▸ **PASSAGE FOR REVIEW**
┌──

So those EMC-owned service resources clearly have a vested interest in this technology. In addition, solution providers who had relied on billable hours integrating document management with outside systems may lose some of those hours, although McCormick and Rob Bernard, Microsoft's general manager for ISVs, said the easier integration will also grow the overall universe of ECM users.

In theory, the first product would enable a worker to create an Excel spreadsheet of a division's earnings, work with team members with it in SharePoint and then flow the approved document through appropriate rules into the Documentum repository.

This is also interesting since SharePoint itself already sports some document management capabilities and these will be bolstered with the 2007 release. In that release Microsoft is converging what had been Content Management Server into SharePoint itself.

Asked if this deal means Microsoft has no designs on enterprise content management of its own, Bernard said, "from our perspective this is more clarity. If you have deep usage scenarios and Documentum users in verticals, Microsoft and EMC are working closely to make them [work] seamlessly with Office. It is fair to say SharePoint will have more content management, we're constantly responding to a large, broad set of customers needs," he said. "Customers should go with the vendor that makes sense and be confident of [interoperability.]"

└──

▸ **DATA FOR REVIEW**
┌──

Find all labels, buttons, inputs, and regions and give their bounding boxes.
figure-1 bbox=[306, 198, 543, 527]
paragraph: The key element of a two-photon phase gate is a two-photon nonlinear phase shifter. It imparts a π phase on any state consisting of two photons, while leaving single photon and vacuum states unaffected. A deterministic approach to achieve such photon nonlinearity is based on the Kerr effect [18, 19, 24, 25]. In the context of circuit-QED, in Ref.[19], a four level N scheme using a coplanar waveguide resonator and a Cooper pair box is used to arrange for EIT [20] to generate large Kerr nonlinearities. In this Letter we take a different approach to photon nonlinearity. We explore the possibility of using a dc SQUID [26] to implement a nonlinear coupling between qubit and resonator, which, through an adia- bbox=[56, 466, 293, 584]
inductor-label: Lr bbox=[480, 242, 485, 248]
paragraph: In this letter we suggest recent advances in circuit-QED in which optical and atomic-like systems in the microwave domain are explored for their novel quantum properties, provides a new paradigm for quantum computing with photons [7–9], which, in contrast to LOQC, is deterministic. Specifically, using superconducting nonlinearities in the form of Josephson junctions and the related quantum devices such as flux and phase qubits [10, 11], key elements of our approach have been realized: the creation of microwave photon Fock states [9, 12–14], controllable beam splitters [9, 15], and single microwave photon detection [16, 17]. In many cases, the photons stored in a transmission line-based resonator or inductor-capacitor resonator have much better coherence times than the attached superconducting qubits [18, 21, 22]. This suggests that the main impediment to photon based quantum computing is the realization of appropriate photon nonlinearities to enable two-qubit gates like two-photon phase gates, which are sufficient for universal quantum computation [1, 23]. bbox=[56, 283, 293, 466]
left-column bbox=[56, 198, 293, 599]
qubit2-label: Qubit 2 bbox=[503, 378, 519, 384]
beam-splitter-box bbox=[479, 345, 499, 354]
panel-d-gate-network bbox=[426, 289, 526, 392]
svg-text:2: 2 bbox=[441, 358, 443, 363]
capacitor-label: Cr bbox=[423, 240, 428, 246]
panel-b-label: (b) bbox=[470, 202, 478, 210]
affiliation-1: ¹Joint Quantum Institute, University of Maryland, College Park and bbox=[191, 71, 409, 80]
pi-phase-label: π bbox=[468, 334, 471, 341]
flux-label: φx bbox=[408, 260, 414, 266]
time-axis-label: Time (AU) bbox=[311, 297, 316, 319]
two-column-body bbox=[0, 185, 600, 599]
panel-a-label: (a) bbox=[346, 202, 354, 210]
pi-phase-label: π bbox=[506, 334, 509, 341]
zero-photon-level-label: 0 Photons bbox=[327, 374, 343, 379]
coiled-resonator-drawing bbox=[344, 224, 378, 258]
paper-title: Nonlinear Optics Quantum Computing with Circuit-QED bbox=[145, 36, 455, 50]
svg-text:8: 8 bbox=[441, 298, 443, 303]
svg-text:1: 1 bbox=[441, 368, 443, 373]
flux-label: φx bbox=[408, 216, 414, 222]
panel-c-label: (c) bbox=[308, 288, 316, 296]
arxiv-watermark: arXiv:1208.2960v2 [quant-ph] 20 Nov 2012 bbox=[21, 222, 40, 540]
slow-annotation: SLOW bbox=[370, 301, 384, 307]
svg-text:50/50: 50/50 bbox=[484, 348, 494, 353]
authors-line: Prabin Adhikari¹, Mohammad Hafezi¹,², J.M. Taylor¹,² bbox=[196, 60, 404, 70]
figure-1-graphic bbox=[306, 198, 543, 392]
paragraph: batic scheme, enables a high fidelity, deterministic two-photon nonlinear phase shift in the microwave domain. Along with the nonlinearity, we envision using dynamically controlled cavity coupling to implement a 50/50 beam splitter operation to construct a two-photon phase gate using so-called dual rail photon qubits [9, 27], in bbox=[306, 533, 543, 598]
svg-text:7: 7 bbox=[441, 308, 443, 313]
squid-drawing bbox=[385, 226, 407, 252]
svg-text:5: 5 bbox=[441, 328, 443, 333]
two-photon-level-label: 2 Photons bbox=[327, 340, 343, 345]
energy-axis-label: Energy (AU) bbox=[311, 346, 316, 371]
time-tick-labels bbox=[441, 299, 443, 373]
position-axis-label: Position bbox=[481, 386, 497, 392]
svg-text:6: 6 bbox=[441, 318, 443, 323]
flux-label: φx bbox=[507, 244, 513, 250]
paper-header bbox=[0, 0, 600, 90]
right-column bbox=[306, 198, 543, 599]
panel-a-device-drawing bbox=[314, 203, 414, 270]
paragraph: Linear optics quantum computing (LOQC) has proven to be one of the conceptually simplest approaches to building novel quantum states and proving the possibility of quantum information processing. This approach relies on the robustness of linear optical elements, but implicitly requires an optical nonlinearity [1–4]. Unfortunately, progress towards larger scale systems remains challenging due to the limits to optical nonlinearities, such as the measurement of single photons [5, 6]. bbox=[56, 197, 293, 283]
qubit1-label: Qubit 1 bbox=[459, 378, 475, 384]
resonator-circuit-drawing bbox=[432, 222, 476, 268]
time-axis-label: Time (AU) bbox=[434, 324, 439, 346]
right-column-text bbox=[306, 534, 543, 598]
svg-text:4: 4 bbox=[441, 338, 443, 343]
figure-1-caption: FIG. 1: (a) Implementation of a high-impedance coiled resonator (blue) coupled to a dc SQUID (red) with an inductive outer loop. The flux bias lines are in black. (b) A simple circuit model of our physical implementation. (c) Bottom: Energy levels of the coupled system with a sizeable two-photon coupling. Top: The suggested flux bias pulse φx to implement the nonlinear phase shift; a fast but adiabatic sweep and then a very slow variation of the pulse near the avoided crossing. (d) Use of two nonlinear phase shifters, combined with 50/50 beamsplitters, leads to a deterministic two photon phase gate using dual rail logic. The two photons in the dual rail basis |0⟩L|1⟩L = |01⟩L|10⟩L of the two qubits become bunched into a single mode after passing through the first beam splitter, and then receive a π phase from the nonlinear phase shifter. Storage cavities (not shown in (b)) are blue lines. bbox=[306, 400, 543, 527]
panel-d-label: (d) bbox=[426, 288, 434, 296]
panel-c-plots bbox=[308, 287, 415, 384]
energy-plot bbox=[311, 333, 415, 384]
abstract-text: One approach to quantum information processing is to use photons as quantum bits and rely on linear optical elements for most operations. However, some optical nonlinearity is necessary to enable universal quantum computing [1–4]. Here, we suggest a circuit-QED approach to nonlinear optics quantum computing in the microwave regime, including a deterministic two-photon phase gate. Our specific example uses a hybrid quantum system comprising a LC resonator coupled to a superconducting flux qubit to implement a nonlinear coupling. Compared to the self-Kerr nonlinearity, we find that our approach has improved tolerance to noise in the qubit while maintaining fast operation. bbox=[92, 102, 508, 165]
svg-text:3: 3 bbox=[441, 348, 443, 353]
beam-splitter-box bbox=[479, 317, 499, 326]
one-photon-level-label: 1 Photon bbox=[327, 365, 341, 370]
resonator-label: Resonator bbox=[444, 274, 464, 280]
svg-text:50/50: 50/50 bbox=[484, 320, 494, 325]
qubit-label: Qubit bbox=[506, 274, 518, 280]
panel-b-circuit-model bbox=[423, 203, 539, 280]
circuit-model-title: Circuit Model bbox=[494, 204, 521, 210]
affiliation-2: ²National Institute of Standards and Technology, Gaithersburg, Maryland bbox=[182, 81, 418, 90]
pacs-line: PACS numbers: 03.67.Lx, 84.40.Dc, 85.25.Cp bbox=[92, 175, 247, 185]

└──

▸ **TASK TO CARRY OUT**
Could you reproduce, word for word, the part of the Microsoft and EMC article starting with "So those EMC-owned" and going on through "of ECM users."?

▸ **THE ANSWER**
So those EMC-owned service resources clearly have a vested interest in this technology. In addition, solution providers who had relied on billable hours integrating document management with outside systems may lose some of those hours, although McCormick and Rob Bernard, Microsoft's general manager for ISVs, said the easier integration will also grow the overall universe of ECM users.